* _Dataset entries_

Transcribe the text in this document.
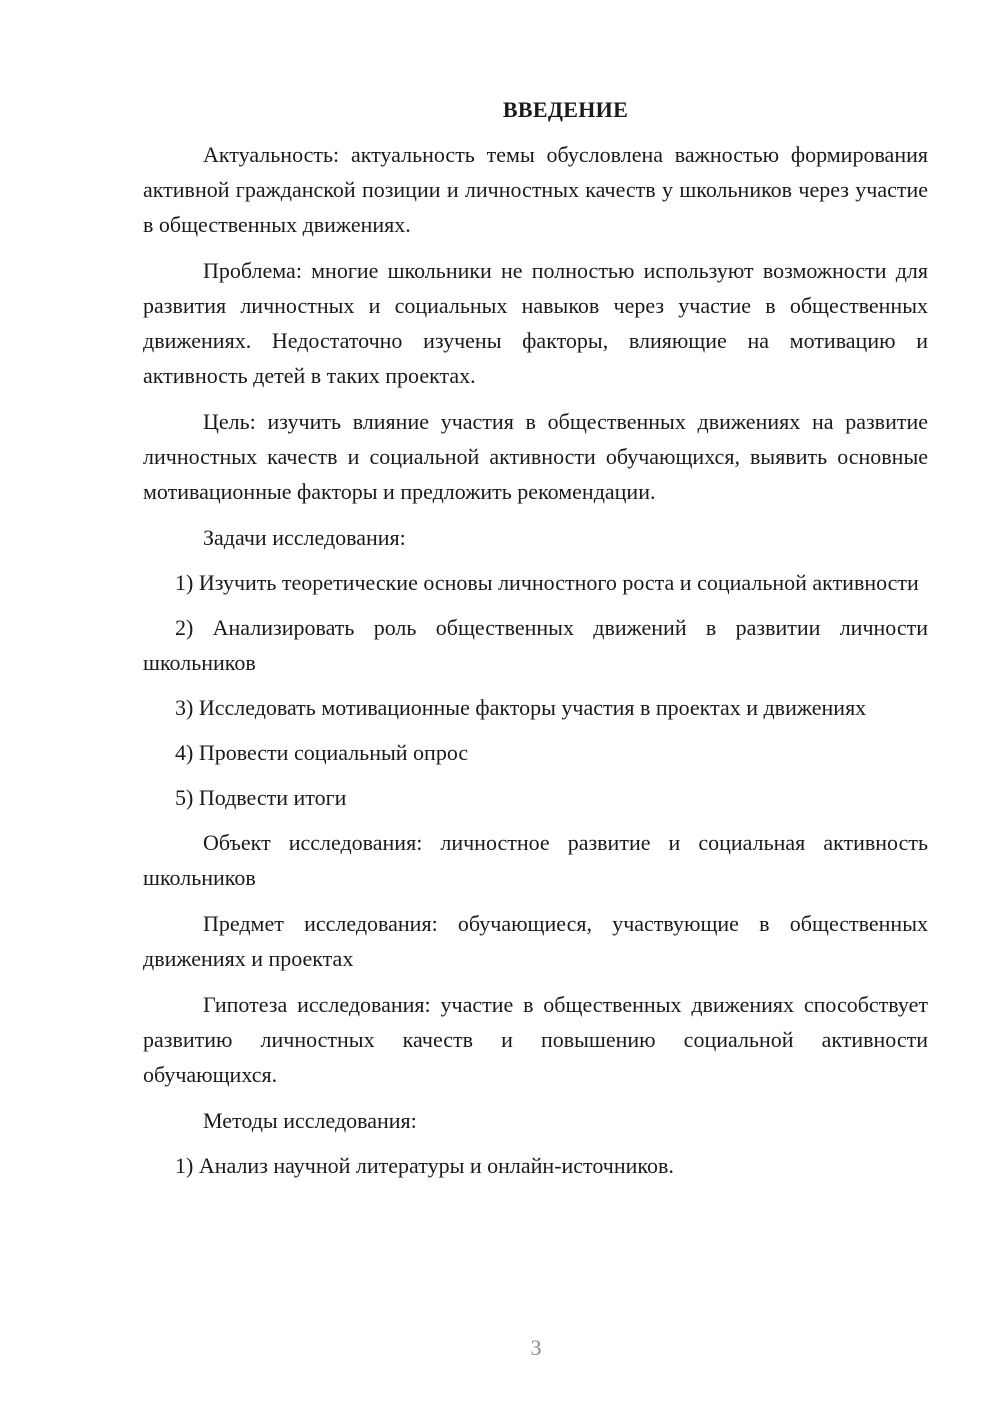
ВВЕДЕНИЕ

Актуальность: актуальность темы обусловлена важностью формирования активной гражданской позиции и личностных качеств у школьников через участие в общественных движениях.

Проблема: многие школьники не полностью используют возможности для развития личностных и социальных навыков через участие в общественных движениях. Недостаточно изучены факторы, влияющие на мотивацию и активность детей в таких проектах.

Цель: изучить влияние участия в общественных движениях на развитие личностных качеств и социальной активности обучающихся, выявить основные мотивационные факторы и предложить рекомендации.

Задачи исследования:

1) Изучить теоретические основы личностного роста и социальной активности

2) Анализировать роль общественных движений в развитии личности школьников

3) Исследовать мотивационные факторы участия в проектах и движениях

4) Провести социальный опрос

5) Подвести итоги

Объект исследования: личностное развитие и социальная активность школьников

Предмет исследования: обучающиеся, участвующие в общественных движениях и проектах

Гипотеза исследования: участие в общественных движениях способствует развитию личностных качеств и повышению социальной активности обучающихся.

Методы исследования:

1) Анализ научной литературы и онлайн-источников.

3
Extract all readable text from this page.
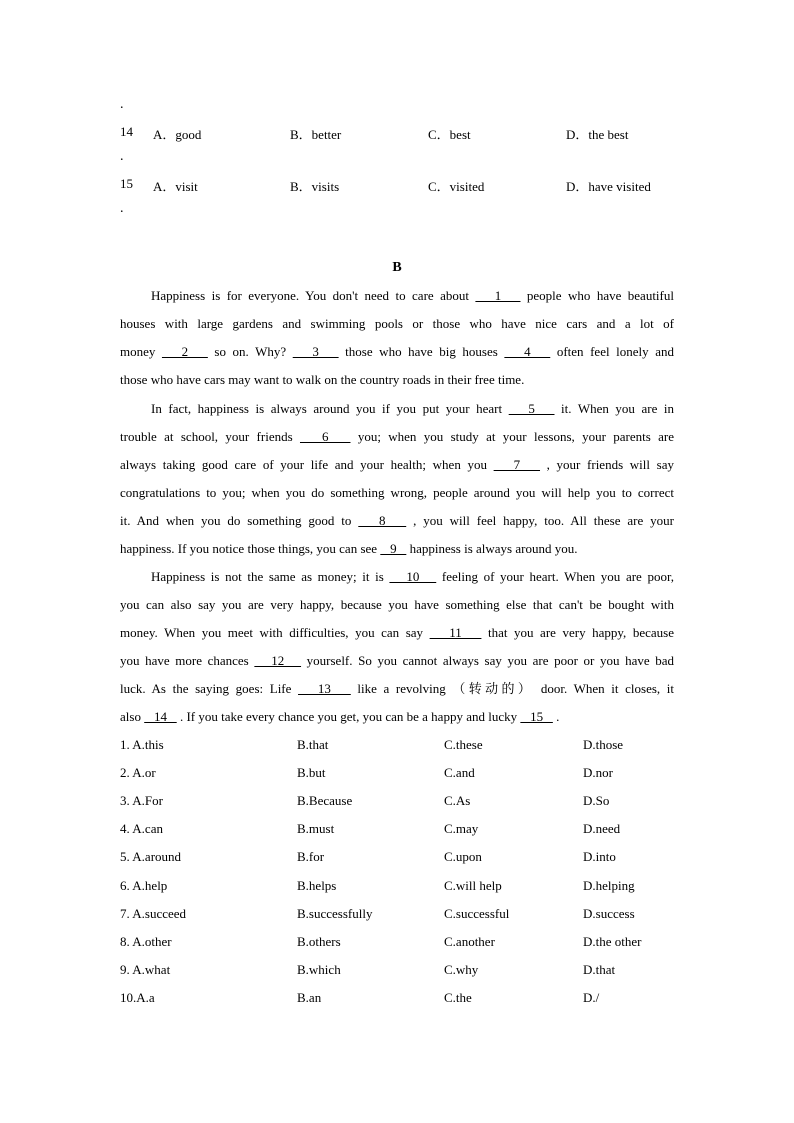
.
14 A．good	B．better	C．best	D．the best
.
15 A．visit	B．visits	C．visited	D．have visited
.
B
Happiness is for everyone. You don't need to care about    1    people who have beautiful
houses with large gardens and swimming pools or those who have nice cars and a lot of
money    2    so on. Why?    3    those who have big houses    4    often feel lonely and
those who have cars may want to walk on the country roads in their free time.
In fact, happiness is always around you if you put your heart    5    it. When you are in
trouble at school, your friends    6    you; when you study at your lessons, your parents are
always taking good care of your life and your health; when you    7    , your friends will say
congratulations to you; when you do something wrong, people around you will help you to correct
it. And when you do something good to    8    , you will feel happy, too. All these are your
happiness. If you notice those things, you can see    9    happiness is always around you.
Happiness is not the same as money; it is    10    feeling of your heart. When you are poor,
you can also say you are very happy, because you have something else that can't be bought with
money. When you meet with difficulties, you can say    11    that you are very happy, because
you have more chances    12    yourself. So you cannot always say you are poor or you have bad
luck. As the saying goes: Life    13    like a revolving （转动的） door. When it closes, it
also    14    . If you take every chance you get, you can be a happy and lucky    15    .
1. A.this	B.that	C.these	D.those
2. A.or	B.but	C.and	D.nor
3. A.For	B.Because	C.As	D.So
4. A.can	B.must	C.may	D.need
5. A.around	B.for	C.upon	D.into
6. A.help	B.helps	C.will help	D.helping
7. A.succeed	B.successfully	C.successful	D.success
8. A.other	B.others	C.another	D.the other
9. A.what	B.which	C.why	D.that
10.A.a	B.an	C.the	D./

* _What needs to be done_
Leave the pictures out and print the records above exactly as they stand.

* _Response to this task_
Transcribe the text in this document.
ВВЕДЕНИЕ

Актуальность: актуальность темы обусловлена важностью формирования активной гражданской позиции и личностных качеств у школьников через участие в общественных движениях.

Проблема: многие школьники не полностью используют возможности для развития личностных и социальных навыков через участие в общественных движениях. Недостаточно изучены факторы, влияющие на мотивацию и активность детей в таких проектах.

Цель: изучить влияние участия в общественных движениях на развитие личностных качеств и социальной активности обучающихся, выявить основные мотивационные факторы и предложить рекомендации.

Задачи исследования:

1) Изучить теоретические основы личностного роста и социальной активности

2) Анализировать роль общественных движений в развитии личности школьников

3) Исследовать мотивационные факторы участия в проектах и движениях

4) Провести социальный опрос

5) Подвести итоги

Объект исследования: личностное развитие и социальная активность школьников

Предмет исследования: обучающиеся, участвующие в общественных движениях и проектах

Гипотеза исследования: участие в общественных движениях способствует развитию личностных качеств и повышению социальной активности обучающихся.

Методы исследования:

1) Анализ научной литературы и онлайн-источников.

3
Extract all readable text from this page.
.
14 A．good	B．better	C．best	D．the best
.
15 A．visit	B．visits	C．visited	D．have visited
.
B
Happiness is for everyone. You don't need to care about    1    people who have beautiful
houses with large gardens and swimming pools or those who have nice cars and a lot of
money    2    so on. Why?    3    those who have big houses    4    often feel lonely and
those who have cars may want to walk on the country roads in their free time.
In fact, happiness is always around you if you put your heart    5    it. When you are in
trouble at school, your friends    6    you; when you study at your lessons, your parents are
always taking good care of your life and your health; when you    7    , your friends will say
congratulations to you; when you do something wrong, people around you will help you to correct
it. And when you do something good to    8    , you will feel happy, too. All these are your
happiness. If you notice those things, you can see    9    happiness is always around you.
Happiness is not the same as money; it is    10    feeling of your heart. When you are poor,
you can also say you are very happy, because you have something else that can't be bought with
money. When you meet with difficulties, you can say    11    that you are very happy, because
you have more chances    12    yourself. So you cannot always say you are poor or you have bad
luck. As the saying goes: Life    13    like a revolving （转动的） door. When it closes, it
also    14    . If you take every chance you get, you can be a happy and lucky    15    .
1. A.this	B.that	C.these	D.those
2. A.or	B.but	C.and	D.nor
3. A.For	B.Because	C.As	D.So
4. A.can	B.must	C.may	D.need
5. A.around	B.for	C.upon	D.into
6. A.help	B.helps	C.will help	D.helping
7. A.succeed	B.successfully	C.successful	D.success
8. A.other	B.others	C.another	D.the other
9. A.what	B.which	C.why	D.that
10.A.a	B.an	C.the	D./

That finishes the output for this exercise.